## Task data
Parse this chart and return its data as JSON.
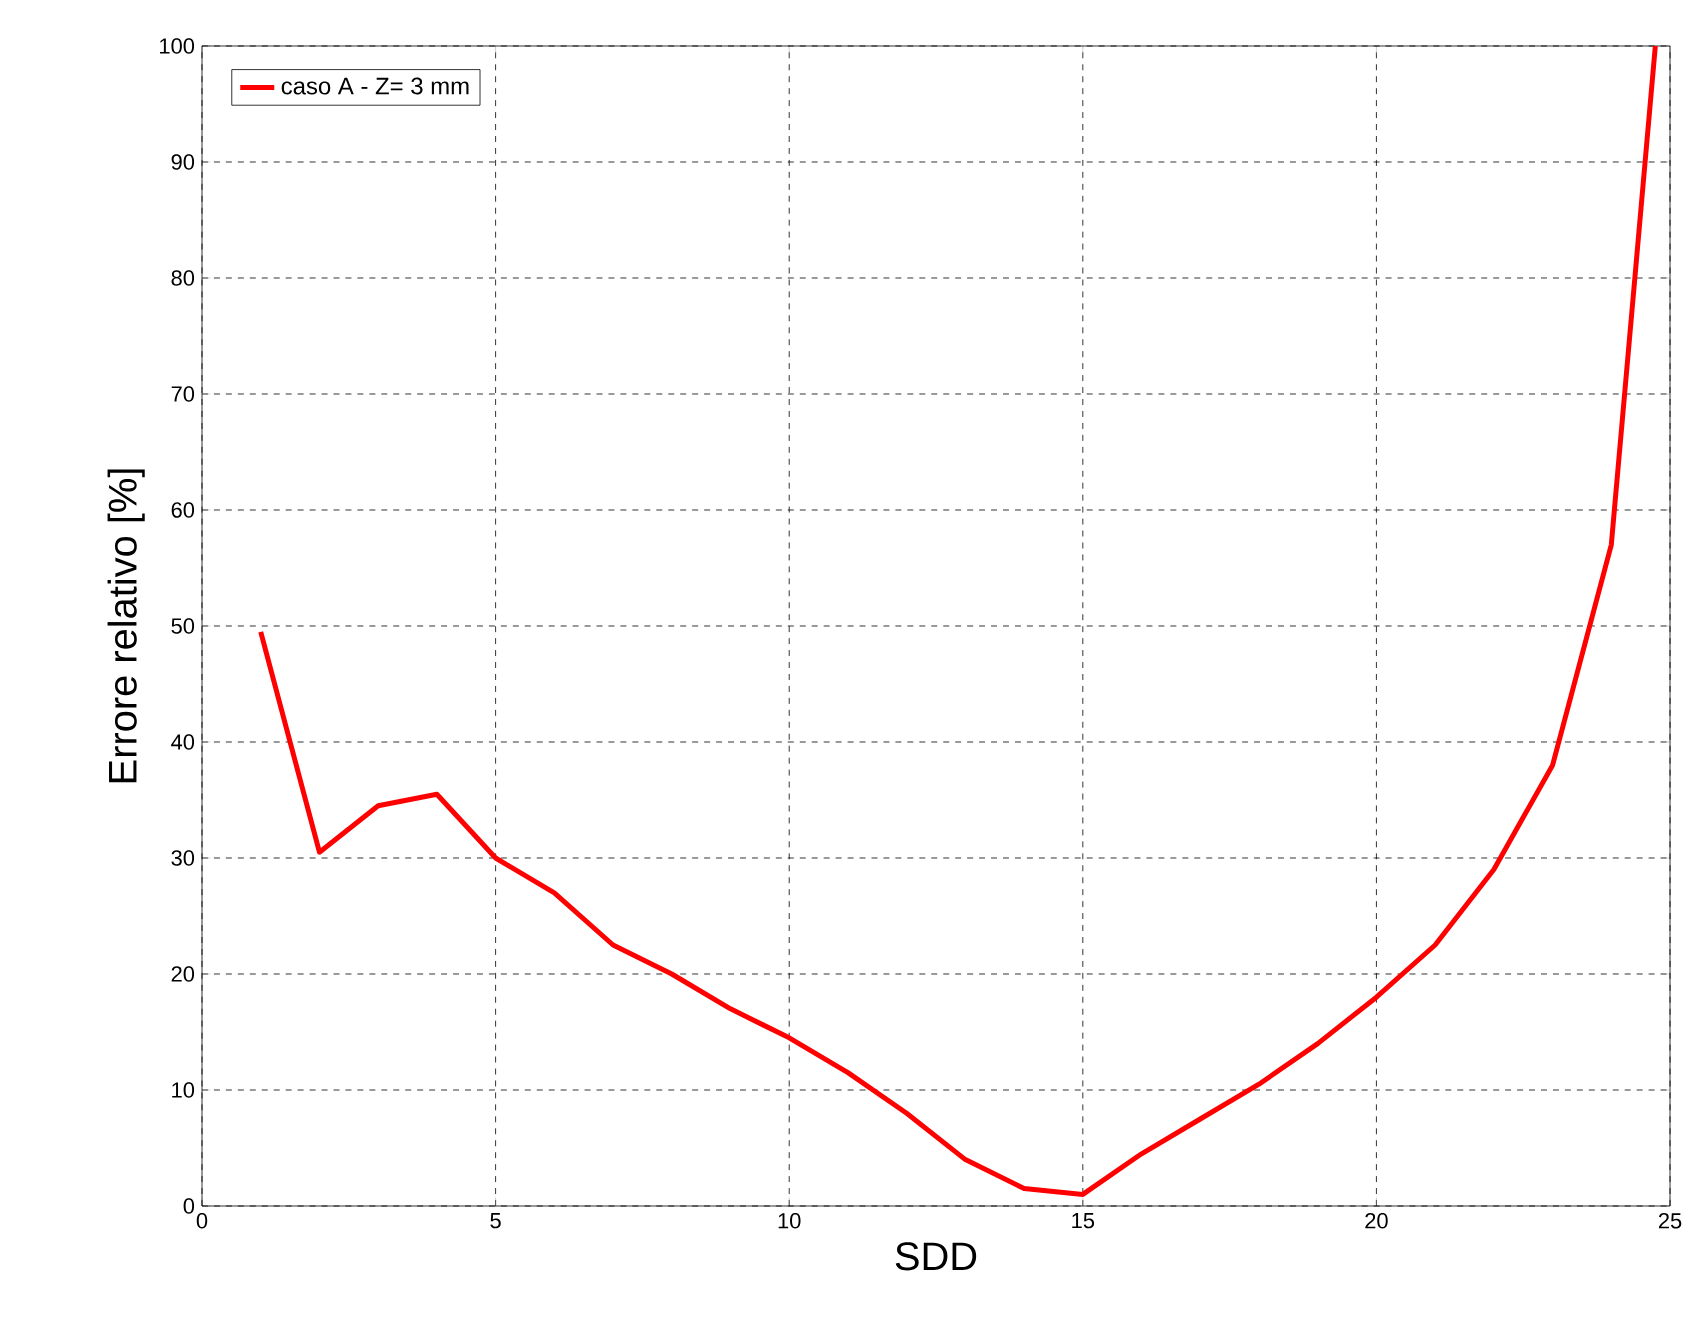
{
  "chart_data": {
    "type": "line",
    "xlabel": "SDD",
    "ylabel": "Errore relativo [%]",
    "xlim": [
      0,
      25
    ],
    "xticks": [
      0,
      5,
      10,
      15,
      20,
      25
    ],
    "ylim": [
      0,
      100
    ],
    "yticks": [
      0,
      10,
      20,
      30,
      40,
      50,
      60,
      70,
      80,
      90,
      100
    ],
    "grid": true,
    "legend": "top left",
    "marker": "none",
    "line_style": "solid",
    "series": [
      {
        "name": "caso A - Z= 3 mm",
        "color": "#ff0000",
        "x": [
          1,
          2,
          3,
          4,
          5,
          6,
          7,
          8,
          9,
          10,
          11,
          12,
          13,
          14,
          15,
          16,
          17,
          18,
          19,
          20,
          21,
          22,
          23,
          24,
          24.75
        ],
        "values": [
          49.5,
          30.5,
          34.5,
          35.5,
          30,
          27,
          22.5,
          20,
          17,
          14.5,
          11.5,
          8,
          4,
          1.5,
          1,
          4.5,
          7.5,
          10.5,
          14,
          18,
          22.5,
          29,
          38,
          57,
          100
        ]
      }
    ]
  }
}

## What is asked
All of the material above needs to be restated exactly, with no pictures.

## Right answer
Parse this chart and return its data as JSON.
{
  "chart_data": {
    "type": "line",
    "xlabel": "SDD",
    "ylabel": "Errore relativo [%]",
    "xlim": [
      0,
      25
    ],
    "xticks": [
      0,
      5,
      10,
      15,
      20,
      25
    ],
    "ylim": [
      0,
      100
    ],
    "yticks": [
      0,
      10,
      20,
      30,
      40,
      50,
      60,
      70,
      80,
      90,
      100
    ],
    "grid": true,
    "legend": "top left",
    "marker": "none",
    "line_style": "solid",
    "series": [
      {
        "name": "caso A - Z= 3 mm",
        "color": "#ff0000",
        "x": [
          1,
          2,
          3,
          4,
          5,
          6,
          7,
          8,
          9,
          10,
          11,
          12,
          13,
          14,
          15,
          16,
          17,
          18,
          19,
          20,
          21,
          22,
          23,
          24,
          24.75
        ],
        "values": [
          49.5,
          30.5,
          34.5,
          35.5,
          30,
          27,
          22.5,
          20,
          17,
          14.5,
          11.5,
          8,
          4,
          1.5,
          1,
          4.5,
          7.5,
          10.5,
          14,
          18,
          22.5,
          29,
          38,
          57,
          100
        ]
      }
    ]
  }
}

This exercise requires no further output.